| EXERCISE REQUIREMENTS |
Below are some records. Say how many of their lines include the string "title", giving only the number.

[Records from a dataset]
--- Start ---

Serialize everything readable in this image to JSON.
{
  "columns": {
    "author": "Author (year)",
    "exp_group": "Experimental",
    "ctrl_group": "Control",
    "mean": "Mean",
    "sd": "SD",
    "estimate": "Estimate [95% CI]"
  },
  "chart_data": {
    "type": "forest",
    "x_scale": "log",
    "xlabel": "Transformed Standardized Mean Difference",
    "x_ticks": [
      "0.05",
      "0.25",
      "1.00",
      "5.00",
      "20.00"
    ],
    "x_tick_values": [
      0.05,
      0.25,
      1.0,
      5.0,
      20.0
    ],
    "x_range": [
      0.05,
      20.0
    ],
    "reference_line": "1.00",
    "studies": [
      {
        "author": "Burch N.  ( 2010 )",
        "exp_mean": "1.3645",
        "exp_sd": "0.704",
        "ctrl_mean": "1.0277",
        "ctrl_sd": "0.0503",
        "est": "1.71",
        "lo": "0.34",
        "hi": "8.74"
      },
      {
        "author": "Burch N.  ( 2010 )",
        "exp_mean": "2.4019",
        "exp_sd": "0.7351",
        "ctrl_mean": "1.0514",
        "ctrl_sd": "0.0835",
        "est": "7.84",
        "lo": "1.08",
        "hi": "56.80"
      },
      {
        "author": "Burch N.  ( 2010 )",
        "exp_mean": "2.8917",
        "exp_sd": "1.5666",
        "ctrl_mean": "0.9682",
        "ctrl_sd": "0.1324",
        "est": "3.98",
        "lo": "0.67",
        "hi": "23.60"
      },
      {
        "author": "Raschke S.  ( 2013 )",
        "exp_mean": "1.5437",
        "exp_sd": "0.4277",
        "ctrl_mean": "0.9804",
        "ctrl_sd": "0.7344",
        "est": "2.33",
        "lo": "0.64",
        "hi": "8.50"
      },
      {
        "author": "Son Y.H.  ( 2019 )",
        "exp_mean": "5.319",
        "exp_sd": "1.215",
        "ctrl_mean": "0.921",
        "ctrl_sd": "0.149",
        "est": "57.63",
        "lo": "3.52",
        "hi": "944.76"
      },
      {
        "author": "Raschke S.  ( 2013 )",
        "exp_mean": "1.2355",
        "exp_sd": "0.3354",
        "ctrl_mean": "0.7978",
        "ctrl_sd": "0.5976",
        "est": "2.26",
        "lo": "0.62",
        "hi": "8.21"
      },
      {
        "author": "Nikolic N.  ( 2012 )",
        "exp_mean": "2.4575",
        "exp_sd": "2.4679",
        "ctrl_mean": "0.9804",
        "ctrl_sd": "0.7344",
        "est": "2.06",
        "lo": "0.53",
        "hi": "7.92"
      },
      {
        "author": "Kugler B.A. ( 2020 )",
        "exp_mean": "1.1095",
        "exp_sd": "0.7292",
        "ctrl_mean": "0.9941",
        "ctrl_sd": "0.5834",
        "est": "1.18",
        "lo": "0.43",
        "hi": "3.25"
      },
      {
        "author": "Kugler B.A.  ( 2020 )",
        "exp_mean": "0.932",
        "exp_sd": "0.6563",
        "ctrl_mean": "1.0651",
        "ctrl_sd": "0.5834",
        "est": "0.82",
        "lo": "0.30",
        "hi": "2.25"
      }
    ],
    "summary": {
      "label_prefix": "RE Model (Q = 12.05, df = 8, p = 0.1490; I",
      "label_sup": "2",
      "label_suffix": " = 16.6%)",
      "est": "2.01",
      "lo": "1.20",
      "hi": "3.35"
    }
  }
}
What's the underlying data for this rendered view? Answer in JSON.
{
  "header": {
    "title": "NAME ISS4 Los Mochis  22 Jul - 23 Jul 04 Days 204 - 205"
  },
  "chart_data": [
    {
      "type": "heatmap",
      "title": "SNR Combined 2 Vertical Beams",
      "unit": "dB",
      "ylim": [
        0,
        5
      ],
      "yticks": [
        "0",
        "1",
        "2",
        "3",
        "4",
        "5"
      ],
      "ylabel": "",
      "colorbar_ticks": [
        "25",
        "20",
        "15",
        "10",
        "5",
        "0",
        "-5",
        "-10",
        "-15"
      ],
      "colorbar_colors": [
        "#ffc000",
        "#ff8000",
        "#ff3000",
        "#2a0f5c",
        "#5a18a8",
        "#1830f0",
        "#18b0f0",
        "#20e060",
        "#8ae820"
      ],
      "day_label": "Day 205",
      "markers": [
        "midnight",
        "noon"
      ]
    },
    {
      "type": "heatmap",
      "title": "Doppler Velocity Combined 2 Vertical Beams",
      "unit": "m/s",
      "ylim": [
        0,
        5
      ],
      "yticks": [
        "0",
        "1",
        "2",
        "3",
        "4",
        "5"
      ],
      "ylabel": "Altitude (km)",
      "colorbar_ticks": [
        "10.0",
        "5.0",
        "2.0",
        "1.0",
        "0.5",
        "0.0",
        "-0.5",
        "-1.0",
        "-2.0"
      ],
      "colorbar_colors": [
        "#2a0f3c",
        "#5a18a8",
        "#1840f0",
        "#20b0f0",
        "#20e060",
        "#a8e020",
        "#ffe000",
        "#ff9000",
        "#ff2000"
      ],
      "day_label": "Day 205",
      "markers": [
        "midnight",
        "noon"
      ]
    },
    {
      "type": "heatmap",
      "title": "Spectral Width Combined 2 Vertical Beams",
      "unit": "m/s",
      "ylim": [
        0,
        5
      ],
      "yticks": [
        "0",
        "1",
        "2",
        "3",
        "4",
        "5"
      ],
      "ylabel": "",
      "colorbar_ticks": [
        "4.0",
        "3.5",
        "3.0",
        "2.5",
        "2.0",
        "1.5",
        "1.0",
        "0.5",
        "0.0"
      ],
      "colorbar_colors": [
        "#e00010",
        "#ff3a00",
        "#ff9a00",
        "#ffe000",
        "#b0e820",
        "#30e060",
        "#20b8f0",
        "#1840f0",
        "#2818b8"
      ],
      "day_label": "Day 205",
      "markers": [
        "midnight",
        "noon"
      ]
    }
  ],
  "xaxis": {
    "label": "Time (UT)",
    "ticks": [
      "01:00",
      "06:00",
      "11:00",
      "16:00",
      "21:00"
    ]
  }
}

--- End ---

| THE RESULT |
4